╔══
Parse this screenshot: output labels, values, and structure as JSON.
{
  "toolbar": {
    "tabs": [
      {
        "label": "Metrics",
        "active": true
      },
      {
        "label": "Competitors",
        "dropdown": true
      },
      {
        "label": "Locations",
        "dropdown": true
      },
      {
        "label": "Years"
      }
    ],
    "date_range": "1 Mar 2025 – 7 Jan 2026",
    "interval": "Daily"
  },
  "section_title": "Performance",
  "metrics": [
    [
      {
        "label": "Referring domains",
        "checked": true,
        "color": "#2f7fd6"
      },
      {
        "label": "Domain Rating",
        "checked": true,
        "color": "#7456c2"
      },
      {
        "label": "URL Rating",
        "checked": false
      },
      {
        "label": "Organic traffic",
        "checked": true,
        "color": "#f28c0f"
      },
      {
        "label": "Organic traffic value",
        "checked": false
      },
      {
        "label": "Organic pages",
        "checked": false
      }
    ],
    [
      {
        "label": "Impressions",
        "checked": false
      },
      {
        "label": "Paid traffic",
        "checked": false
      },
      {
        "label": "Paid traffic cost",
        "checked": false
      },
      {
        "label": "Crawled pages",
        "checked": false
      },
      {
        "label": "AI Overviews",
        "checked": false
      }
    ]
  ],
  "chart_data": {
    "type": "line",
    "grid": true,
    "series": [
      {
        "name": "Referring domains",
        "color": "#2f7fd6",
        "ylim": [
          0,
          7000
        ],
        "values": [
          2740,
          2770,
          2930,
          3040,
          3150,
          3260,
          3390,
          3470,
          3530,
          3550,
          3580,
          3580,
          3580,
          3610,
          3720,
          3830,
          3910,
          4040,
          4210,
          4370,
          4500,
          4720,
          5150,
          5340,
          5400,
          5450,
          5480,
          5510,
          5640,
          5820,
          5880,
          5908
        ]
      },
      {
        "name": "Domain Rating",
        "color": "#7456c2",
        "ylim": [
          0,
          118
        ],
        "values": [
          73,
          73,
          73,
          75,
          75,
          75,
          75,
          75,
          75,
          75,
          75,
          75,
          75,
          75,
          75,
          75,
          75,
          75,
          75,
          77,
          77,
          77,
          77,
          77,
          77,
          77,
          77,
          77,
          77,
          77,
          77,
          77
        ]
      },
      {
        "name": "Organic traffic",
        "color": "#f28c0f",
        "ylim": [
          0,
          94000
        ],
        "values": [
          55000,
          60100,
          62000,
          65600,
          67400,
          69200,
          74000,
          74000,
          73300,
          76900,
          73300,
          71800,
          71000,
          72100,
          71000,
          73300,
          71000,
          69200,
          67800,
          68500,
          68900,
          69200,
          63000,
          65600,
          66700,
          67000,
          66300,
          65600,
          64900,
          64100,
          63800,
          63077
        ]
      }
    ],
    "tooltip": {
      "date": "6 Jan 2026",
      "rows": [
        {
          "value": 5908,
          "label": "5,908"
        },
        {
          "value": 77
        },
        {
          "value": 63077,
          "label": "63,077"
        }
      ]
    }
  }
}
╚══
- _GIVEN TASK_: Copy, from the material, each line that holds the string "Referring".

- _SOLUTION TO THIS TASK_:
        "label": "Referring domains",
        "name": "Referring domains",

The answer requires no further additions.